» MATERIAL PROVIDED
** Begin **

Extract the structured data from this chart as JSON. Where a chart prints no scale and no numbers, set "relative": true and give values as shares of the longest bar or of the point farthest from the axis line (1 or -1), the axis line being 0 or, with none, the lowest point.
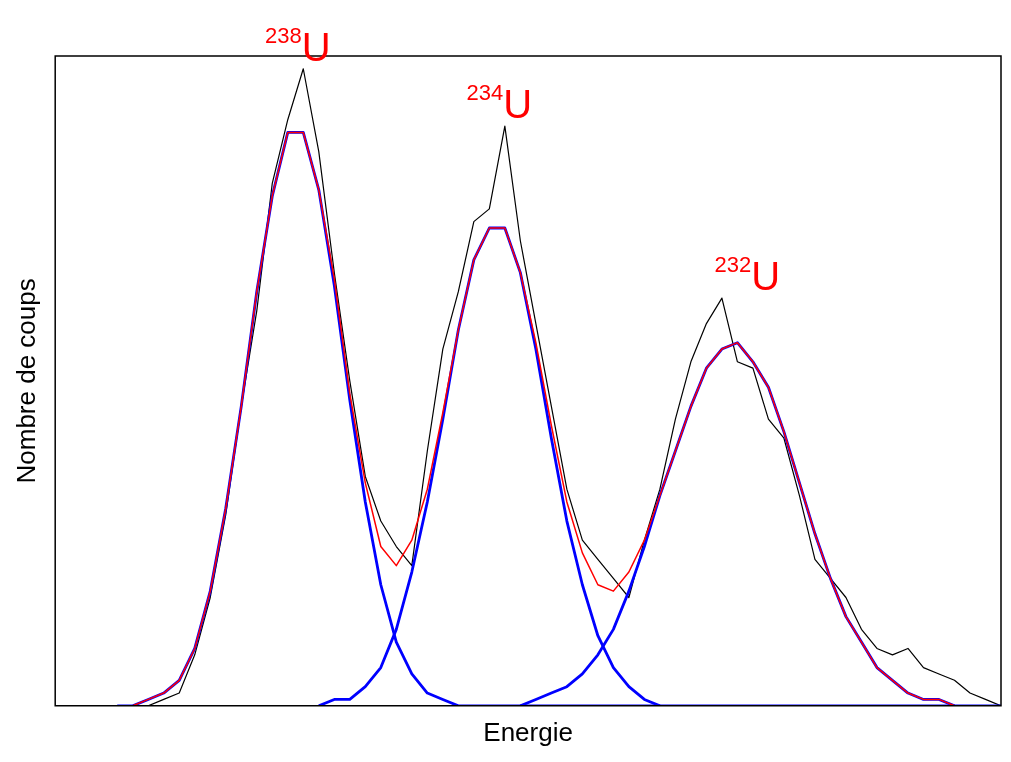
{
  "chart_data": {
    "type": "line",
    "relative": true,
    "xlabel": "Energie",
    "ylabel": "Nombre de coups",
    "categories": [
      null,
      null,
      null,
      null,
      null,
      null,
      null,
      null,
      null,
      null,
      null,
      null,
      null,
      null,
      null,
      null,
      null,
      null,
      null,
      null,
      null,
      null,
      null,
      null,
      null,
      null,
      null,
      null,
      null,
      null,
      null,
      null,
      null,
      null,
      null,
      null,
      null,
      null,
      null,
      null,
      null,
      null,
      null,
      null,
      null,
      null,
      null,
      null,
      null,
      null,
      null,
      null,
      null,
      null,
      null,
      null,
      null,
      null,
      null,
      null,
      null,
      null
    ],
    "series": [
      {
        "color": "#000000",
        "values": [
          0,
          0,
          0,
          0,
          0,
          0,
          0,
          0.01,
          0.02,
          0.08,
          0.17,
          0.3,
          0.47,
          0.62,
          0.82,
          0.92,
          1.0,
          0.87,
          0.68,
          0.51,
          0.36,
          0.29,
          0.25,
          0.22,
          0.4,
          0.56,
          0.65,
          0.76,
          0.78,
          0.91,
          0.73,
          0.6,
          0.47,
          0.34,
          0.26,
          0.23,
          0.2,
          0.17,
          0.26,
          0.34,
          0.45,
          0.54,
          0.6,
          0.64,
          0.54,
          0.53,
          0.45,
          0.42,
          0.33,
          0.23,
          0.2,
          0.17,
          0.12,
          0.09,
          0.08,
          0.09,
          0.06,
          0.05,
          0.04,
          0.02,
          0.01,
          0
        ]
      },
      {
        "color": "#0000ff",
        "values": [
          null,
          null,
          null,
          null,
          0,
          0,
          0.01,
          0.02,
          0.04,
          0.09,
          0.18,
          0.31,
          0.47,
          0.65,
          0.8,
          0.9,
          0.9,
          0.81,
          0.66,
          0.48,
          0.32,
          0.19,
          0.1,
          0.05,
          0.02,
          0.01,
          0,
          0,
          0,
          0,
          0,
          0,
          0,
          0,
          0,
          0,
          0,
          0,
          0,
          0,
          0,
          0,
          0,
          0,
          0,
          0,
          0,
          0,
          0,
          0,
          0,
          0,
          0,
          0,
          0,
          0,
          0,
          0,
          0,
          0,
          0,
          0
        ]
      },
      {
        "color": "#0000ff",
        "values": [
          null,
          null,
          null,
          null,
          null,
          null,
          null,
          null,
          null,
          null,
          null,
          null,
          null,
          null,
          null,
          null,
          null,
          0,
          0.01,
          0.01,
          0.03,
          0.06,
          0.12,
          0.21,
          0.32,
          0.45,
          0.59,
          0.7,
          0.75,
          0.75,
          0.68,
          0.56,
          0.42,
          0.29,
          0.19,
          0.11,
          0.06,
          0.03,
          0.01,
          0,
          null,
          null,
          null,
          null,
          null,
          null,
          null,
          null,
          null,
          null,
          null,
          null,
          null,
          null,
          null,
          null,
          null,
          null,
          null,
          null,
          null,
          null
        ]
      },
      {
        "color": "#0000ff",
        "values": [
          null,
          null,
          null,
          null,
          null,
          null,
          null,
          null,
          null,
          null,
          null,
          null,
          null,
          null,
          null,
          null,
          null,
          null,
          null,
          null,
          null,
          null,
          null,
          null,
          null,
          null,
          null,
          null,
          null,
          null,
          0,
          0.01,
          0.02,
          0.03,
          0.05,
          0.08,
          0.12,
          0.18,
          0.25,
          0.33,
          0.4,
          0.47,
          0.53,
          0.56,
          0.57,
          0.54,
          0.5,
          0.43,
          0.35,
          0.27,
          0.2,
          0.14,
          0.1,
          0.06,
          0.04,
          0.02,
          0.01,
          0.01,
          0,
          null,
          null,
          null
        ]
      },
      {
        "color": "#ff0000",
        "values": [
          null,
          null,
          null,
          null,
          null,
          0,
          0.01,
          0.02,
          0.04,
          0.09,
          0.18,
          0.31,
          0.47,
          0.65,
          0.8,
          0.9,
          0.9,
          0.81,
          0.67,
          0.49,
          0.35,
          0.25,
          0.22,
          0.26,
          0.34,
          0.46,
          0.59,
          0.7,
          0.75,
          0.75,
          0.68,
          0.57,
          0.44,
          0.32,
          0.24,
          0.19,
          0.18,
          0.21,
          0.26,
          0.33,
          0.4,
          0.47,
          0.53,
          0.56,
          0.57,
          0.54,
          0.5,
          0.43,
          0.35,
          0.27,
          0.2,
          0.14,
          0.1,
          0.06,
          0.04,
          0.02,
          0.01,
          0.01,
          0,
          null,
          null,
          null
        ]
      }
    ],
    "annotations": [
      "$^{238}$U",
      "$^{234}$U",
      "$^{232}$U"
    ]
  }
}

** End **

» WORK REQUIRED
Make a verbatim copy of all the entries and strip out the pictures.

» RESPONSE
Extract the structured data from this chart as JSON. Where a chart prints no scale and no numbers, set "relative": true and give values as shares of the longest bar or of the point farthest from the axis line (1 or -1), the axis line being 0 or, with none, the lowest point.
{
  "chart_data": {
    "type": "line",
    "relative": true,
    "xlabel": "Energie",
    "ylabel": "Nombre de coups",
    "categories": [
      null,
      null,
      null,
      null,
      null,
      null,
      null,
      null,
      null,
      null,
      null,
      null,
      null,
      null,
      null,
      null,
      null,
      null,
      null,
      null,
      null,
      null,
      null,
      null,
      null,
      null,
      null,
      null,
      null,
      null,
      null,
      null,
      null,
      null,
      null,
      null,
      null,
      null,
      null,
      null,
      null,
      null,
      null,
      null,
      null,
      null,
      null,
      null,
      null,
      null,
      null,
      null,
      null,
      null,
      null,
      null,
      null,
      null,
      null,
      null,
      null,
      null
    ],
    "series": [
      {
        "color": "#000000",
        "values": [
          0,
          0,
          0,
          0,
          0,
          0,
          0,
          0.01,
          0.02,
          0.08,
          0.17,
          0.3,
          0.47,
          0.62,
          0.82,
          0.92,
          1.0,
          0.87,
          0.68,
          0.51,
          0.36,
          0.29,
          0.25,
          0.22,
          0.4,
          0.56,
          0.65,
          0.76,
          0.78,
          0.91,
          0.73,
          0.6,
          0.47,
          0.34,
          0.26,
          0.23,
          0.2,
          0.17,
          0.26,
          0.34,
          0.45,
          0.54,
          0.6,
          0.64,
          0.54,
          0.53,
          0.45,
          0.42,
          0.33,
          0.23,
          0.2,
          0.17,
          0.12,
          0.09,
          0.08,
          0.09,
          0.06,
          0.05,
          0.04,
          0.02,
          0.01,
          0
        ]
      },
      {
        "color": "#0000ff",
        "values": [
          null,
          null,
          null,
          null,
          0,
          0,
          0.01,
          0.02,
          0.04,
          0.09,
          0.18,
          0.31,
          0.47,
          0.65,
          0.8,
          0.9,
          0.9,
          0.81,
          0.66,
          0.48,
          0.32,
          0.19,
          0.1,
          0.05,
          0.02,
          0.01,
          0,
          0,
          0,
          0,
          0,
          0,
          0,
          0,
          0,
          0,
          0,
          0,
          0,
          0,
          0,
          0,
          0,
          0,
          0,
          0,
          0,
          0,
          0,
          0,
          0,
          0,
          0,
          0,
          0,
          0,
          0,
          0,
          0,
          0,
          0,
          0
        ]
      },
      {
        "color": "#0000ff",
        "values": [
          null,
          null,
          null,
          null,
          null,
          null,
          null,
          null,
          null,
          null,
          null,
          null,
          null,
          null,
          null,
          null,
          null,
          0,
          0.01,
          0.01,
          0.03,
          0.06,
          0.12,
          0.21,
          0.32,
          0.45,
          0.59,
          0.7,
          0.75,
          0.75,
          0.68,
          0.56,
          0.42,
          0.29,
          0.19,
          0.11,
          0.06,
          0.03,
          0.01,
          0,
          null,
          null,
          null,
          null,
          null,
          null,
          null,
          null,
          null,
          null,
          null,
          null,
          null,
          null,
          null,
          null,
          null,
          null,
          null,
          null,
          null,
          null
        ]
      },
      {
        "color": "#0000ff",
        "values": [
          null,
          null,
          null,
          null,
          null,
          null,
          null,
          null,
          null,
          null,
          null,
          null,
          null,
          null,
          null,
          null,
          null,
          null,
          null,
          null,
          null,
          null,
          null,
          null,
          null,
          null,
          null,
          null,
          null,
          null,
          0,
          0.01,
          0.02,
          0.03,
          0.05,
          0.08,
          0.12,
          0.18,
          0.25,
          0.33,
          0.4,
          0.47,
          0.53,
          0.56,
          0.57,
          0.54,
          0.5,
          0.43,
          0.35,
          0.27,
          0.2,
          0.14,
          0.1,
          0.06,
          0.04,
          0.02,
          0.01,
          0.01,
          0,
          null,
          null,
          null
        ]
      },
      {
        "color": "#ff0000",
        "values": [
          null,
          null,
          null,
          null,
          null,
          0,
          0.01,
          0.02,
          0.04,
          0.09,
          0.18,
          0.31,
          0.47,
          0.65,
          0.8,
          0.9,
          0.9,
          0.81,
          0.67,
          0.49,
          0.35,
          0.25,
          0.22,
          0.26,
          0.34,
          0.46,
          0.59,
          0.7,
          0.75,
          0.75,
          0.68,
          0.57,
          0.44,
          0.32,
          0.24,
          0.19,
          0.18,
          0.21,
          0.26,
          0.33,
          0.4,
          0.47,
          0.53,
          0.56,
          0.57,
          0.54,
          0.5,
          0.43,
          0.35,
          0.27,
          0.2,
          0.14,
          0.1,
          0.06,
          0.04,
          0.02,
          0.01,
          0.01,
          0,
          null,
          null,
          null
        ]
      }
    ],
    "annotations": [
      "$^{238}$U",
      "$^{234}$U",
      "$^{232}$U"
    ]
  }
}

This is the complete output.